### Given problem:
Start with the line containing "Extract the structured" and write out each line through the end of the listing, exactly as given.

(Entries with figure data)

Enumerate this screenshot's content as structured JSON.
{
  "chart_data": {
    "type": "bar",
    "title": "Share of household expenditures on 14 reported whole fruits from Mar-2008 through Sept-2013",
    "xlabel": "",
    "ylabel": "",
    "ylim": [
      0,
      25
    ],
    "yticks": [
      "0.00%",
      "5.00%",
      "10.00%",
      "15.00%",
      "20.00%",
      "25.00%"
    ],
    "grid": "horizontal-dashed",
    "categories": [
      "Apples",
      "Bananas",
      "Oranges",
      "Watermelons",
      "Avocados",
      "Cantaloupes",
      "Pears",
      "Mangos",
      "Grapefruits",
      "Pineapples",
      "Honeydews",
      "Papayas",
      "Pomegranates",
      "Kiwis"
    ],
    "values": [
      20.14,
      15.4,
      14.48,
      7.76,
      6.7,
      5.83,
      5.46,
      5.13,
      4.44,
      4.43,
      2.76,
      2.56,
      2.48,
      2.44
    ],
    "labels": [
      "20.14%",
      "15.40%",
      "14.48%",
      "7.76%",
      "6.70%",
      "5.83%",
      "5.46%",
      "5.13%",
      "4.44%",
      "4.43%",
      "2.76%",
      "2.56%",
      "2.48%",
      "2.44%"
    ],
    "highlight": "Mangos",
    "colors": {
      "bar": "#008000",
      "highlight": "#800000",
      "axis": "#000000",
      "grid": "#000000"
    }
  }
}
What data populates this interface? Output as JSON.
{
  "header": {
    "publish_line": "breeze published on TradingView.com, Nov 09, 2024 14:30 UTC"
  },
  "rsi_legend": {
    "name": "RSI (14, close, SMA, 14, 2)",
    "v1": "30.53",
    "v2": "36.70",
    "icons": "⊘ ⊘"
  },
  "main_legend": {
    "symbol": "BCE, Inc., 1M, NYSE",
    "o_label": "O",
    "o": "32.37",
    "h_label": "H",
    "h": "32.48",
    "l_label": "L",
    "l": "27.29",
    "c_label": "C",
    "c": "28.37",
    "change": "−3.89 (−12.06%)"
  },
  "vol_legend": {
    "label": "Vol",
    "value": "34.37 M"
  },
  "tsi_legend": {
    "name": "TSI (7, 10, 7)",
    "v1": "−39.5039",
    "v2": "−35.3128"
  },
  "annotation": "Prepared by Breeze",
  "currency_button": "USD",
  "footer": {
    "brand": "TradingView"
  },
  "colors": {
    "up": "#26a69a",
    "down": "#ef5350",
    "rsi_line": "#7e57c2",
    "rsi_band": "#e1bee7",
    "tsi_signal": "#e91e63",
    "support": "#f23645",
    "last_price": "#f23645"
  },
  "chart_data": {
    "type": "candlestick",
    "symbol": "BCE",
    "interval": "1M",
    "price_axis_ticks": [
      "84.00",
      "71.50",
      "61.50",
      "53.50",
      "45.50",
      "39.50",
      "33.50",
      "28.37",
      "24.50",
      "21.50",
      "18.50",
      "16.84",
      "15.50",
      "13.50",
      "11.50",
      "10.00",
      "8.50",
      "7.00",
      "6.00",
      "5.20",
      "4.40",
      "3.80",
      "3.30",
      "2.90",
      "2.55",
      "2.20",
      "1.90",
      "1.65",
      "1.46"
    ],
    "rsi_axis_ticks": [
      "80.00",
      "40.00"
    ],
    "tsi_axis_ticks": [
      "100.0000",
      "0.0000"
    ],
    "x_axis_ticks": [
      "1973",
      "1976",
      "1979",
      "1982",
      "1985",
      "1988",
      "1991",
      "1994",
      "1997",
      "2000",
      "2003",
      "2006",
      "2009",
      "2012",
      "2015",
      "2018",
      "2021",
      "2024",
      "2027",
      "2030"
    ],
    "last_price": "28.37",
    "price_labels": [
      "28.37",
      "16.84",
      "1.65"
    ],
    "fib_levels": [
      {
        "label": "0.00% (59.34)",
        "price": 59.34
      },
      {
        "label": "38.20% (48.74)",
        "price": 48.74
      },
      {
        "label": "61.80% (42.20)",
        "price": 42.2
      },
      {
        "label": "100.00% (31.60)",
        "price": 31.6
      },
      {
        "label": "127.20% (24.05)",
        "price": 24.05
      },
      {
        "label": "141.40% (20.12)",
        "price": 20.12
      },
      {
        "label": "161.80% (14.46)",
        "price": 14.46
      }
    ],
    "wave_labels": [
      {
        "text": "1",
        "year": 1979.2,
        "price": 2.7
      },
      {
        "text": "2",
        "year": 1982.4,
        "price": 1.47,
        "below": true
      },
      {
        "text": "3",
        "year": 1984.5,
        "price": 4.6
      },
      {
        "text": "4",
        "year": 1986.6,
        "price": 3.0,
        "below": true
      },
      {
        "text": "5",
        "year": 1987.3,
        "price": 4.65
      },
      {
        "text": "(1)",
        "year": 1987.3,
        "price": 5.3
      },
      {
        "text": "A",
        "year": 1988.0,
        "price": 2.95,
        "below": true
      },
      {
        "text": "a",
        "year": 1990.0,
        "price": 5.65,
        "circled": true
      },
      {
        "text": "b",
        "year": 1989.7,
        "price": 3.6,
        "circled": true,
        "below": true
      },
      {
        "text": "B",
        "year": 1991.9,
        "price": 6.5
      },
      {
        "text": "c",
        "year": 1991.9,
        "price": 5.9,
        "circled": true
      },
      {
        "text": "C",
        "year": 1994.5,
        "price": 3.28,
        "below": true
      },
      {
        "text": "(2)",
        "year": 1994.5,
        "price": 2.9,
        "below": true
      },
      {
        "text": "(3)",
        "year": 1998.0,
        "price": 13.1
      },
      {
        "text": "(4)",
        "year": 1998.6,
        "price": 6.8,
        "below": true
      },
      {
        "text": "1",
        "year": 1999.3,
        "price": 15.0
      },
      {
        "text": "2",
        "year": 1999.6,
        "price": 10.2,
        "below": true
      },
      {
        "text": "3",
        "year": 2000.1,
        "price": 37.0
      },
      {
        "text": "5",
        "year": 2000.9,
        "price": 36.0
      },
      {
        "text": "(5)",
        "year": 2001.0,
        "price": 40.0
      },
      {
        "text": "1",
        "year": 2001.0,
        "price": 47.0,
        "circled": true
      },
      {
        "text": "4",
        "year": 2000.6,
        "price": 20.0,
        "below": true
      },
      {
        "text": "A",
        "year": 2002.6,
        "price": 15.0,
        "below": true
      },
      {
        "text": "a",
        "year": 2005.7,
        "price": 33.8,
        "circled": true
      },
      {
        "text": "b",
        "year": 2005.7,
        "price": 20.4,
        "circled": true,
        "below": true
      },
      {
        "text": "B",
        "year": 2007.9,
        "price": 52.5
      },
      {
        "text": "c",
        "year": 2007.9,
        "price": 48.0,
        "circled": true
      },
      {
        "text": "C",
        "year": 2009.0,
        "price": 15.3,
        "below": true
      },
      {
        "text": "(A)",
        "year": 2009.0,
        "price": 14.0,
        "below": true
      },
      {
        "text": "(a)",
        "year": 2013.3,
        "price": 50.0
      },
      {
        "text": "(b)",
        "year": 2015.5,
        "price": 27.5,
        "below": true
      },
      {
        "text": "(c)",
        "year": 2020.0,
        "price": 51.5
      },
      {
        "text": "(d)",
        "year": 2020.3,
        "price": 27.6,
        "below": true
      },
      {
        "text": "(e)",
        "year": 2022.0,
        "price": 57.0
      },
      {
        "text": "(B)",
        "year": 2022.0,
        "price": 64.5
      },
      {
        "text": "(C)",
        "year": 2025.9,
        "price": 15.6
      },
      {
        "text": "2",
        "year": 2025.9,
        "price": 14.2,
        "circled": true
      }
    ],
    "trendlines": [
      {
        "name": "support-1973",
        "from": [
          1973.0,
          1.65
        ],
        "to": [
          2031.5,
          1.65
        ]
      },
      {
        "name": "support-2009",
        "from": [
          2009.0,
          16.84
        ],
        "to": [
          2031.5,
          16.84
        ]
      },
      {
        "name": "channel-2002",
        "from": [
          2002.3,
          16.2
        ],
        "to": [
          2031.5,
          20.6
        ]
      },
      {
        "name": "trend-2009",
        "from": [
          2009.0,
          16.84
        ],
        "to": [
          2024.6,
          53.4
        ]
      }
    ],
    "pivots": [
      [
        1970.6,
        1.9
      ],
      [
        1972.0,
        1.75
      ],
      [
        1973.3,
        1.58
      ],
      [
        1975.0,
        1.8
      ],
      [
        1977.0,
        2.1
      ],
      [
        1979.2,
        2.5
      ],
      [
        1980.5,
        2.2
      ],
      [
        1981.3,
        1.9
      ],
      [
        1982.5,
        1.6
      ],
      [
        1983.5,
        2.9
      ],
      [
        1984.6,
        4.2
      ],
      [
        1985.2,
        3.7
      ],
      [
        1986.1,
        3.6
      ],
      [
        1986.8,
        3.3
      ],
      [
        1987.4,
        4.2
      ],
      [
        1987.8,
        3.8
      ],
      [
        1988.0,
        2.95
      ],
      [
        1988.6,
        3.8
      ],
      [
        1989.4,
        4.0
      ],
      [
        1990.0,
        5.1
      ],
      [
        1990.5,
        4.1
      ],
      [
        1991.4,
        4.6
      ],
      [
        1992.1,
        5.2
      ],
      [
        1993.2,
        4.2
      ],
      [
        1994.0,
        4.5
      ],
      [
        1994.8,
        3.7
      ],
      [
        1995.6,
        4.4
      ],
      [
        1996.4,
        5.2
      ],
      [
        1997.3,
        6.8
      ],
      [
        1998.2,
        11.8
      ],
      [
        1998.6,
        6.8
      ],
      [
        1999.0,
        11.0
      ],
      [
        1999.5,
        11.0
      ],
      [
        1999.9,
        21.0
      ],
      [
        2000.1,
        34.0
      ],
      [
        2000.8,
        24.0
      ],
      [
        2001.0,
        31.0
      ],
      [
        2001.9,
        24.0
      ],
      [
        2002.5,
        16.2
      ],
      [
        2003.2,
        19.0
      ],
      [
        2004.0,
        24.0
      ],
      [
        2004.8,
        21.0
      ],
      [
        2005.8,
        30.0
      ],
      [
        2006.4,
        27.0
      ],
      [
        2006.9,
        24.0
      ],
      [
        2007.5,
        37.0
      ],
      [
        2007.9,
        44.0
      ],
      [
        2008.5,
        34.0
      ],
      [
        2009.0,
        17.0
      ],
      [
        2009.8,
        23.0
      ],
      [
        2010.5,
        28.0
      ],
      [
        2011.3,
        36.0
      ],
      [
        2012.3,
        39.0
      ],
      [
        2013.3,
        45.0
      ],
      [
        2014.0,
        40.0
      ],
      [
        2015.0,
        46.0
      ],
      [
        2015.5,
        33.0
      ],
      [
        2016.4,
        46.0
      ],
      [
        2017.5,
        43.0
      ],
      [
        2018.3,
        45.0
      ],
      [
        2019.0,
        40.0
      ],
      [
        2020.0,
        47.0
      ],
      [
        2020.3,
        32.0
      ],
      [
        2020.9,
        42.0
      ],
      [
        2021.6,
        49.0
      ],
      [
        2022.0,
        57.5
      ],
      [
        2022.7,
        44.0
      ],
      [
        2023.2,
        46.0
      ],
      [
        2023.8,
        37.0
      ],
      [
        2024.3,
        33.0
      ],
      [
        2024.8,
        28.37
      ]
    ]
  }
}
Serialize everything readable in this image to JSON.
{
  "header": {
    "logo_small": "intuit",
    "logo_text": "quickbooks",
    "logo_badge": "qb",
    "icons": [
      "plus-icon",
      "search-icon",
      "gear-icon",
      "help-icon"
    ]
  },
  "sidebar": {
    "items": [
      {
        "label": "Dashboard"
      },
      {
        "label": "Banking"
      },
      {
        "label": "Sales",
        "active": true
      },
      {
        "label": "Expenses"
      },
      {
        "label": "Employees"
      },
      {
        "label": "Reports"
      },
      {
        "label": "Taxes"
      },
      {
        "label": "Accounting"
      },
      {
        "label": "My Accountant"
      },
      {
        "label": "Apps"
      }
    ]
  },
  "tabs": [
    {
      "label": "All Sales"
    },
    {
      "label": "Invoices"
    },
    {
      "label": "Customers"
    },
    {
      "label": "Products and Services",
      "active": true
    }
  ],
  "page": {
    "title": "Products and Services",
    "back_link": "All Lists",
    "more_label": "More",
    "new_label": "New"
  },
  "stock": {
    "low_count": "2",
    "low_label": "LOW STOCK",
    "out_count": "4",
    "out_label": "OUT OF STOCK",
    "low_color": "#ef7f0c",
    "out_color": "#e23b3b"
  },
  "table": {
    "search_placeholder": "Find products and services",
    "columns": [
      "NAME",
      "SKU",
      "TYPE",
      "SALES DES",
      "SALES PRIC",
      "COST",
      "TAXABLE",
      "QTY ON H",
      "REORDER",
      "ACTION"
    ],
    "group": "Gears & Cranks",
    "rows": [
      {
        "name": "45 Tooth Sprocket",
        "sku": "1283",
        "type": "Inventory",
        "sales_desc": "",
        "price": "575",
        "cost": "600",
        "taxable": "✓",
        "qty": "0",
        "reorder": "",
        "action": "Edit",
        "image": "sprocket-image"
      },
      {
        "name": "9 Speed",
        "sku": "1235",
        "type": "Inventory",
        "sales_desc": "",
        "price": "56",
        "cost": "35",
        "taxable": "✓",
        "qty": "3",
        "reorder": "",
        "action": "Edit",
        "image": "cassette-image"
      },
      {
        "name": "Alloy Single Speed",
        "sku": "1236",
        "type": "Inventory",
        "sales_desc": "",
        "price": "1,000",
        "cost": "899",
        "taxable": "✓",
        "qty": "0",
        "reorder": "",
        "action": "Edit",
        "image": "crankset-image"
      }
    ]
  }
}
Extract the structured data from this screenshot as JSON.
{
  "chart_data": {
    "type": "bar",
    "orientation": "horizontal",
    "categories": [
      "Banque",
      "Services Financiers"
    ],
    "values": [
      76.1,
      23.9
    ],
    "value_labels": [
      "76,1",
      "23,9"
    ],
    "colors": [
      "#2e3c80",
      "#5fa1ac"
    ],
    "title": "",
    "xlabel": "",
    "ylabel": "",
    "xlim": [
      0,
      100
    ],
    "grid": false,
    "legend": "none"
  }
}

### Answer to this problem:
Extract the structured data from this screenshot as JSON.
{
  "chart_data": {
    "type": "bar",
    "orientation": "horizontal",
    "categories": [
      "Banque",
      "Services Financiers"
    ],
    "values": [
      76.1,
      23.9
    ],
    "value_labels": [
      "76,1",
      "23,9"
    ],
    "colors": [
      "#2e3c80",
      "#5fa1ac"
    ],
    "title": "",
    "xlabel": "",
    "ylabel": "",
    "xlim": [
      0,
      100
    ],
    "grid": false,
    "legend": "none"
  }
}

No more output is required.